- Exercise: How many lines in the entries below include the string "drink"? Answer with the number only.

start Excerpted records

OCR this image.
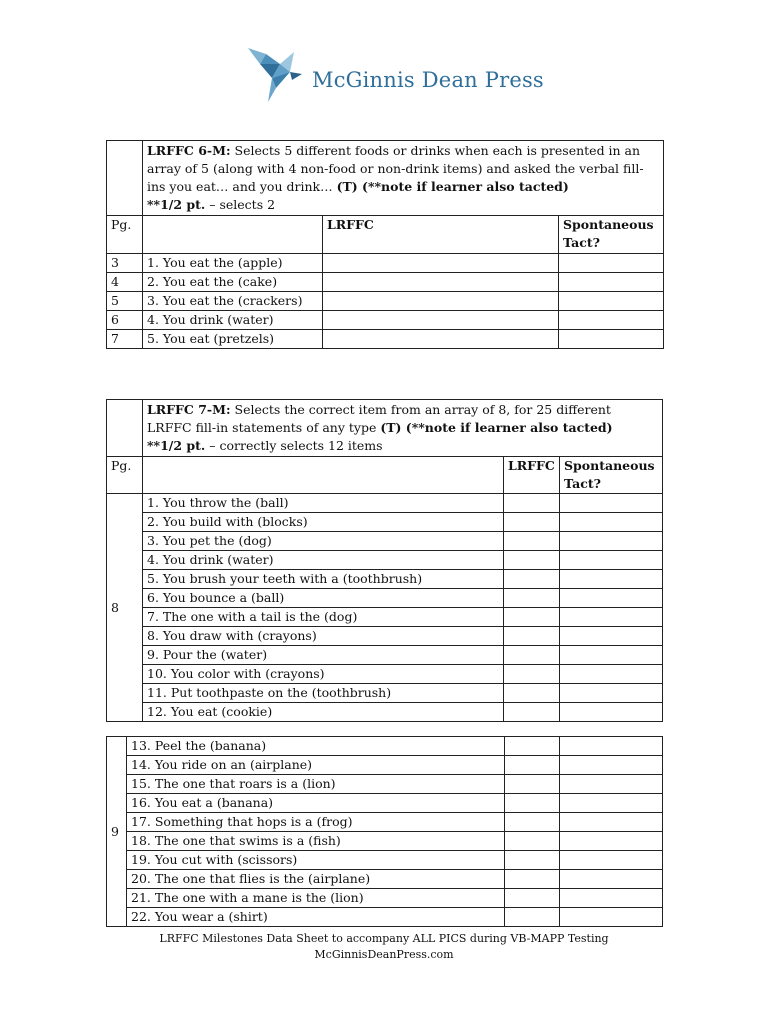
McGinnis Dean Press
	LRFFC 6-M: Selects 5 different foods or drinks when each is presented in an array of 5 (along with 4 non-food or non-drink items) and asked the verbal fill-ins you eat… and you drink… (T) (**note if learner also tacted)
**1/2 pt. – selects 2		
Pg.		LRFFC	Spontaneous Tact?
3	1. You eat the (apple)		
4	2. You eat the (cake)		
5	3. You eat the (crackers)		
6	4. You drink (water)		
7	5. You eat (pretzels)		
	LRFFC 7-M: Selects the correct item from an array of 8, for 25 different LRFFC fill-in statements of any type (T) (**note if learner also tacted)
**1/2 pt. – correctly selects 12 items		
Pg.		LRFFC	Spontaneous Tact?
8	1. You throw the (ball)		
	2. You build with (blocks)		
	3. You pet the (dog)		
	4. You drink (water)		
	5. You brush your teeth with a (toothbrush)		
	6. You bounce a (ball)		
	7. The one with a tail is the (dog)		
	8. You draw with (crayons)		
	9. Pour the (water)		
	10. You color with (crayons)		
	11. Put toothpaste on the (toothbrush)		
	12. You eat (cookie)		
9	13. Peel the (banana)		
	14. You ride on an (airplane)		
	15. The one that roars is a (lion)		
	16. You eat a (banana)		
	17. Something that hops is a (frog)		
	18. The one that swims is a (fish)		
	19. You cut with (scissors)		
	20. The one that flies is the (airplane)		
	21. The one with a mane is the (lion)		
	22. You wear a (shirt)		
LRFFC Milestones Data Sheet to accompany ALL PICS during VB-MAPP Testing
McGinnisDeanPress.com
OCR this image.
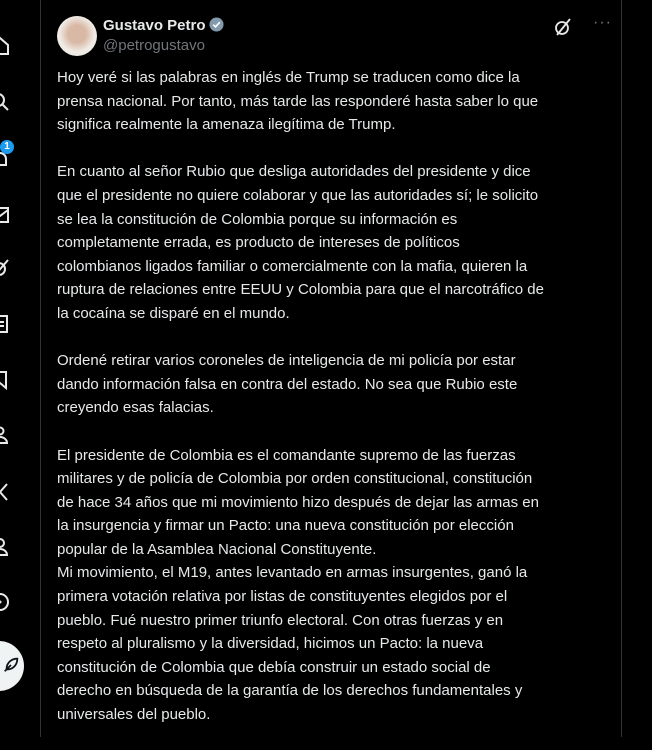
1
Gustavo Petro
@petrogustavo
···
Hoy veré si las palabras en inglés de Trump se traducen como dice la
prensa nacional. Por tanto, más tarde las responderé hasta saber lo que
significa realmente la amenaza ilegítima de Trump.
En cuanto al señor Rubio que desliga autoridades del presidente y dice
que el presidente no quiere colaborar y que las autoridades sí; le solicito
se lea la constitución de Colombia porque su información es
completamente errada, es producto de intereses de políticos
colombianos ligados familiar o comercialmente con la mafia, quieren la
ruptura de relaciones entre EEUU y Colombia para que el narcotráfico de
la cocaína se disparé en el mundo.
Ordené retirar varios coroneles de inteligencia de mi policía por estar
dando información falsa en contra del estado. No sea que Rubio este
creyendo esas falacias.
El presidente de Colombia es el comandante supremo de las fuerzas
militares y de policía de Colombia por orden constitucional, constitución
de hace 34 años que mi movimiento hizo después de dejar las armas en
la insurgencia y firmar un Pacto: una nueva constitución por elección
popular de la Asamblea Nacional Constituyente.
Mi movimiento, el M19, antes levantado en armas insurgentes, ganó la
primera votación relativa por listas de constituyentes elegidos por el
pueblo. Fué nuestro primer triunfo electoral. Con otras fuerzas y en
respeto al pluralismo y la diversidad, hicimos un Pacto: la nueva
constitución de Colombia que debía construir un estado social de
derecho en búsqueda de la garantía de los derechos fundamentales y
universales del pueblo.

end Excerpted records

- Result for this exercise: 3